[begin Records for processing]

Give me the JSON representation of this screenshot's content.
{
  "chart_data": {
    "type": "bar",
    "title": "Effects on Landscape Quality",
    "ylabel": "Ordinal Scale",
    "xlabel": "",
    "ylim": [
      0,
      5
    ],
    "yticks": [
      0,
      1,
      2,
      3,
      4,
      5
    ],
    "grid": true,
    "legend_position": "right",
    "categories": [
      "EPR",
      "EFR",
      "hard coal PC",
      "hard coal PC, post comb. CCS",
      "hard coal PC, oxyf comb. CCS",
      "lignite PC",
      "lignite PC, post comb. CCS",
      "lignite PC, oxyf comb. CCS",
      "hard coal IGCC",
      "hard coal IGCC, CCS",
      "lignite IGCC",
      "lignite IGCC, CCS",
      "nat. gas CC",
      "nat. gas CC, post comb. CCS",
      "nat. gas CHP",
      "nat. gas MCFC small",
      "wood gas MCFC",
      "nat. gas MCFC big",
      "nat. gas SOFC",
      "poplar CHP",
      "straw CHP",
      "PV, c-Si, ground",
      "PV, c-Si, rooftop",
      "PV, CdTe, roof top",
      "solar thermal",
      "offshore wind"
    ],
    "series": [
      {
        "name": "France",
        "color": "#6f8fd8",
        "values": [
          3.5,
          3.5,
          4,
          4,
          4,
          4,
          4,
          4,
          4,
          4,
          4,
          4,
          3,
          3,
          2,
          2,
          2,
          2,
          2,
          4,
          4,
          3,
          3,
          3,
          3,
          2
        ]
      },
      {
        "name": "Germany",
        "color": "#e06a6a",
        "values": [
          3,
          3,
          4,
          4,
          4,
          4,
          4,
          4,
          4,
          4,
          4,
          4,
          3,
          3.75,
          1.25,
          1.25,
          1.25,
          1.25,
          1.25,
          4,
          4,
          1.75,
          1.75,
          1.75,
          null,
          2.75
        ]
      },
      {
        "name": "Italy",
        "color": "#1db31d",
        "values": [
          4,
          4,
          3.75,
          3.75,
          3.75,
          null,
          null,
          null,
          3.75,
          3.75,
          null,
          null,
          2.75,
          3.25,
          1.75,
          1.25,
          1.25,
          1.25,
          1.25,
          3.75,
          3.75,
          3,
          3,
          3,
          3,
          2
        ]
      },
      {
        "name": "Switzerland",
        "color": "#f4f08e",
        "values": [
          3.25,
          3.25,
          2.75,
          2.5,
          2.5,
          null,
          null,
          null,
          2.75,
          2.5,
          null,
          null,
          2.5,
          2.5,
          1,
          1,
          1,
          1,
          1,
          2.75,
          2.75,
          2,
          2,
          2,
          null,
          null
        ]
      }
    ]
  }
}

[end Records for processing]

Collect from the data above every line that includes "color".

▶ **Response for this exercise**
        "color": "#6f8fd8",
        "color": "#e06a6a",
        "color": "#1db31d",
        "color": "#f4f08e",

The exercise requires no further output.